### [Extract]
____________
Hasbro, Inc. (HAS) Stock Price & How to Invest
Last updated July 2026
Short answer
Hasbro (HAS) has transformed from a traditional toymaker into a gaming-and-IP company where Magic: The Gathering and Monopoly Go! now drive most of the profit, so investing in HAS is largely a bet on Wizards of the Coast carrying a still-soft consumer toy business.
HAS stock price
As of 2026-07-10, Hasbro, Inc. (HAS) last closed at $78.96, up 4.8% over the past year. Over the past 52 weeks it has traded between $70.95 and $105.94.
Prices are daily closing prices from Yahoo Finance and may be delayed. For the live quote, check your broker or Hasbro, Inc.'s investor relations page. Walnut is informational, not investment advice.
What does Hasbro, Inc. (HAS) do?
Hasbro is a global play-and-entertainment company that owns brands including Magic: The Gathering, Dungeons & Dragons, Monopoly, Nerf, Transformers, Play-Doh, and My Little Pony. It reports in three segments: Wizards of the Coast and Digital Gaming (trading card games plus licensed video and mobile games like Monopoly Go!), Consumer Products (physical toys and games), and Entertainment (licensing and film/TV). The business has shifted decisively toward higher-margin gaming and licensing, with Wizards now the primary profit and growth engine.
____________
### [Objectives]
A. In the Hasbro stock page, at what price did HAS last close as of 2026-07-10?
B. Resume the Hasbro stock page after its final sentence, carrying on in the same style.
The items after this point aren't needed for anything here.

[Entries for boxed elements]
____________
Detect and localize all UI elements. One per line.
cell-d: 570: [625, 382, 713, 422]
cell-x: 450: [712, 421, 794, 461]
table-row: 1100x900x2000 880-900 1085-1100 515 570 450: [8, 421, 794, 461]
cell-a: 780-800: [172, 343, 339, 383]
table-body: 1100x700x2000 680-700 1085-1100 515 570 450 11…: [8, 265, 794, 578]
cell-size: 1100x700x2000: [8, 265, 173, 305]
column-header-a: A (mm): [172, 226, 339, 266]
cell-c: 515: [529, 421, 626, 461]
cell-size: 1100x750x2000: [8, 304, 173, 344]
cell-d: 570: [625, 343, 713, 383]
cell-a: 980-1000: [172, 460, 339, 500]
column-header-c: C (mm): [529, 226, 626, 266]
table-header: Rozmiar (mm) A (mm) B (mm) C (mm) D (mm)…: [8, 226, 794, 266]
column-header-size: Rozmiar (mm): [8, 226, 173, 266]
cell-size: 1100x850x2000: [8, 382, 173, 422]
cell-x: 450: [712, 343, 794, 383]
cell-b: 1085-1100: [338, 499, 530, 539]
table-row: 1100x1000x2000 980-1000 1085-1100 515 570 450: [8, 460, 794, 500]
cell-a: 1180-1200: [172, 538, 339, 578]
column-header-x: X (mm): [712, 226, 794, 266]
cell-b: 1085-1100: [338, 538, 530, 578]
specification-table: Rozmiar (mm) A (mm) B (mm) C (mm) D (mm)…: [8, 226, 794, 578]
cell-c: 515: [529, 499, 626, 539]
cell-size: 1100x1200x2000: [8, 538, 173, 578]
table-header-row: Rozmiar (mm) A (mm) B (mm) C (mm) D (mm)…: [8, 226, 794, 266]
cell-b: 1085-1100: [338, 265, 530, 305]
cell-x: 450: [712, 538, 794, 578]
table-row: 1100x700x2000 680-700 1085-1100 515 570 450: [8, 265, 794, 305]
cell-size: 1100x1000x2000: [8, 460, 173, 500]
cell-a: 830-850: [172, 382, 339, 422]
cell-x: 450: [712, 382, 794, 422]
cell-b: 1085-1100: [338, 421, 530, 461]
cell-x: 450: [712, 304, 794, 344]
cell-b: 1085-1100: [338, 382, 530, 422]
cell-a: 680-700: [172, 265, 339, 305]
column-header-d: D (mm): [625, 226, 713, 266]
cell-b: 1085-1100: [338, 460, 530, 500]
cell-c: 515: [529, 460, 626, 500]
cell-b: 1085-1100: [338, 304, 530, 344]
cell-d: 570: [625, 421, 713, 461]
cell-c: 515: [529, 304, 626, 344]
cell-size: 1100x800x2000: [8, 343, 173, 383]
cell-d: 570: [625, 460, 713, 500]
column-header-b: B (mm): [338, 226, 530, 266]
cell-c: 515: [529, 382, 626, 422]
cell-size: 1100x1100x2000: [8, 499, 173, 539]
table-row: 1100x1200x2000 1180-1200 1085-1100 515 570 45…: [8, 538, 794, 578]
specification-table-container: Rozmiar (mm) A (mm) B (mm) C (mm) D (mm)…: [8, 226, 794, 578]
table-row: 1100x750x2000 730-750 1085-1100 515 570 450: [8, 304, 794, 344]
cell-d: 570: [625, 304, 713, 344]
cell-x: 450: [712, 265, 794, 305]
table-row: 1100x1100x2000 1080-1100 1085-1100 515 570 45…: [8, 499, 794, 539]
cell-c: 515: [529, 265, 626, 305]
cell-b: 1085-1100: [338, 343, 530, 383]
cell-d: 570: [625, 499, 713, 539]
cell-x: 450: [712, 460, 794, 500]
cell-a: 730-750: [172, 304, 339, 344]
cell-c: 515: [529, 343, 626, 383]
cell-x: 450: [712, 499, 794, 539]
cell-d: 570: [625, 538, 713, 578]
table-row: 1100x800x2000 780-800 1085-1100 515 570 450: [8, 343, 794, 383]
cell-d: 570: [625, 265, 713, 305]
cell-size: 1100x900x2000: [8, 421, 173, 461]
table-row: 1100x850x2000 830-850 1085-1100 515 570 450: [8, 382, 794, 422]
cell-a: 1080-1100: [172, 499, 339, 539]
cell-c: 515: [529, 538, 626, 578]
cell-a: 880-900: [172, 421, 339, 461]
____________
### [Answers for this exercise]
A. $78.96

B.
The investment picture is a story of two very different businesses inside one company. In Q1 2026 total revenue rose ~13% to ~$1.0 billion, but nearly all the growth and profit came from Wizards, where revenue jumped ~26% to ~$582 million on a ~36% surge in Magic: The Gathering, at a segment operating margin above ~50%. Consumer Products was roughly flat at ~$398 million and posted an operating loss, pressured by tariffs and soft toy demand, while Entertainment revenue fell ~24%. The bull case rests on Magic's momentum and margin, the bear case on concentration risk, a weak toy segment, and a still-elevated debt load.
What's driving Hasbro, Inc. (HAS)?
1. Magic: The Gathering as the profit engine
Magic: The Gathering revenue rose ~36% in Q1 2026 and the Wizards segment operates at margins above ~50%, making it the dominant driver of company profit. Universes Beyond crossover sets (such as Teenage Mutant Ninja Turtles and prior tie-ins) have expanded the audience. The franchise's pricing power and collectibility give Hasbro a durable, high-margin asset unusual for a toy company.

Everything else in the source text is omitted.